____ PROVIDED PASSAGE

Chorioallantoic membrane (CAM) assay was performed according to our previously reported procedure [15]. The experiments were carried out as per the approval of the ethical committee, Department of Pharmacy, University of Malakand, Pakistan according to the animals Bye-Laws 2008 (Scientific Procedure Issue-1). The fertilized domestic chicken eggs were purchased from poultry form Chakdara, Pakistan. The fertilized eggs were incubated for 5–6 days at 37 °C with slowly shaking for at least two to three times a day. After the incubation period, the seven-day old eggs were examined under the flash light for detection of the embryo head. After that a small hole was bored at the narrow end of the eggs and 0.5–1 mL of albumin was sucked with the help of eighteen-gauge hypodermic needle so that yolk sacs fell down from the shell membrane. The shell around the embryo air sac was removed through forceps and the shell membrane at the base of air sac was peel away. On 8th day, a thermanox cover slip was carefully placed on the surface of CAM loaded with different samples for each concentration (10 µL) and were placed in incubator. After 24 to 48 h, the numbers of vessels on the surface of CAM were observed. The numbers of blood vessels in each egg was counted by figuring out the actual number of blood vessels in 1 cm2 area of the CAM adjacent to the sample application site. Vessels radially converging in the direction of the center were counted under a microscope. At least twenty eggs were used for each sample dose. The % of increase and inhibition were calculated using formula;

$${\text{\% inhibition}} = \frac{{{\text{No}}.\;{\text{of blood vessels }}\left( {\text{Norml Saline}} \right) - {\text{No}}.\;{\text{of blood vessles }}\left( {\text{Test Sample}} \right)}}{{{\text{No}}.{\text{of blood vessels }}\left( {\text{Norml Saline}} \right)}} \times 100$$

Median inhibitory concentrations (IC50) for anti-angiogenic assay were calculated via regression analysis of dose response curve by adding all the concentration and percent activity.

________
____ THE DATA

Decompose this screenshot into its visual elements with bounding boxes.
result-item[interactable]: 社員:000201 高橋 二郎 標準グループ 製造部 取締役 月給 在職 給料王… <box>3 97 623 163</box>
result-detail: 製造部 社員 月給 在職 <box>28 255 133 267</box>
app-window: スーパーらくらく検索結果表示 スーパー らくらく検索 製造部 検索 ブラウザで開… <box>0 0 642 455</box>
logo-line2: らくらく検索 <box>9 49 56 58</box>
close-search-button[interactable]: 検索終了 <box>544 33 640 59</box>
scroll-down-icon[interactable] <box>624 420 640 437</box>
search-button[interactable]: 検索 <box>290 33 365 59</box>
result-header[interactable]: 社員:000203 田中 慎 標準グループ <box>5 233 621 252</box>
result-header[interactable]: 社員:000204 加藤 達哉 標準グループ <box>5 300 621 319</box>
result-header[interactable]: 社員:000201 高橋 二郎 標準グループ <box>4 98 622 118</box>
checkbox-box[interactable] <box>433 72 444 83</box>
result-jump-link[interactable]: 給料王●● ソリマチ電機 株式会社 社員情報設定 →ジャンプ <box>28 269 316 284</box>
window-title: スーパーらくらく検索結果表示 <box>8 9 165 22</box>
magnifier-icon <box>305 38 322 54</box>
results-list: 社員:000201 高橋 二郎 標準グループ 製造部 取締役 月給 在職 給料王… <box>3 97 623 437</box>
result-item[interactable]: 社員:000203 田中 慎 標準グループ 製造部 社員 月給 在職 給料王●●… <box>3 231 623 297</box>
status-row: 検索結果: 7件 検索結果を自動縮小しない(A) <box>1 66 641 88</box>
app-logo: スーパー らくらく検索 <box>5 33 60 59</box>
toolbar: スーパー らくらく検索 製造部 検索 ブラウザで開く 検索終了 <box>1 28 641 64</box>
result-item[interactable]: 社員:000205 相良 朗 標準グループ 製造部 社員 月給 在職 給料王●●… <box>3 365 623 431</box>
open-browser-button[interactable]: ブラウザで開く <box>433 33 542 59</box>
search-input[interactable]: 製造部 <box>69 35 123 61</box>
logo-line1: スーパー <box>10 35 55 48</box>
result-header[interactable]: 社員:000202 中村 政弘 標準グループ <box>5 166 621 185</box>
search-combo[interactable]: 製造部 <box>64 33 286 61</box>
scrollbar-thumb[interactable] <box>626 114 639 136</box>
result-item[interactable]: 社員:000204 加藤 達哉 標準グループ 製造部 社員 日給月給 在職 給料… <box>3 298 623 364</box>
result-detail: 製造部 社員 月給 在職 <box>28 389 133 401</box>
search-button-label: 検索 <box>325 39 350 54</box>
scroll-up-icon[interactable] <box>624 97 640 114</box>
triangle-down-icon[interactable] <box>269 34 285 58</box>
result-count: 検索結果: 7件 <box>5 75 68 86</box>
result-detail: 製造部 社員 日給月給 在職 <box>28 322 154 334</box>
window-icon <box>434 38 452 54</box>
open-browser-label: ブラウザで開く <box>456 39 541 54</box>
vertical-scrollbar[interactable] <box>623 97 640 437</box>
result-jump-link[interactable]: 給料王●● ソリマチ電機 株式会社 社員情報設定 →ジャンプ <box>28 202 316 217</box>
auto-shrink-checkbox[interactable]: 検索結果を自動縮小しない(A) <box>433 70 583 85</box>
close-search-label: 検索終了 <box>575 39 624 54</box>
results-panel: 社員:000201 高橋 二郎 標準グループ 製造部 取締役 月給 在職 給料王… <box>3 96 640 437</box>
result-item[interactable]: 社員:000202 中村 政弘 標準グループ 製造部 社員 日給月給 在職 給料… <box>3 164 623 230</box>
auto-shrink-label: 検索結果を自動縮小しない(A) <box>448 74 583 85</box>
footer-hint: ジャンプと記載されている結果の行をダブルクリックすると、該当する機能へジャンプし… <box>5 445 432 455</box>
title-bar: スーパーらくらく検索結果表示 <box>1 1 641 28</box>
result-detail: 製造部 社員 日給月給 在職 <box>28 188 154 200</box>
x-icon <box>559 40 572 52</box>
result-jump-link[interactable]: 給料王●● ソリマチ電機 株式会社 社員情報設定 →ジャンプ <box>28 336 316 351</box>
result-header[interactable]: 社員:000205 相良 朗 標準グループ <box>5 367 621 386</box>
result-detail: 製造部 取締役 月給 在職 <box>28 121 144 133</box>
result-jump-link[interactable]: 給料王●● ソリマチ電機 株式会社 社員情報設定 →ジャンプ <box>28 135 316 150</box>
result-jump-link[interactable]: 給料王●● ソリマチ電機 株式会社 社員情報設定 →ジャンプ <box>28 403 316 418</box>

________

EXERCISE SET:
(1) In the CAM assay passage, rewrite the stretch from "Median inhibitory concentrations" through "and percent activity.", swapping "dose response curve" for "concentration-response curve".
(2) Which instruments and pieces of equipment does the CAM assay passage name as being used in the procedure? List every one.

ANSWERS PROVIDED:
(1)
Median inhibitory concentrations (IC50) for anti-angiogenic assay were calculated via regression analysis of concentration-response curve by adding all the concentration and percent activity.

(2)
- flash light
- eighteen-gauge hypodermic needle
- forceps
- thermanox cover slip
- incubator
- microscope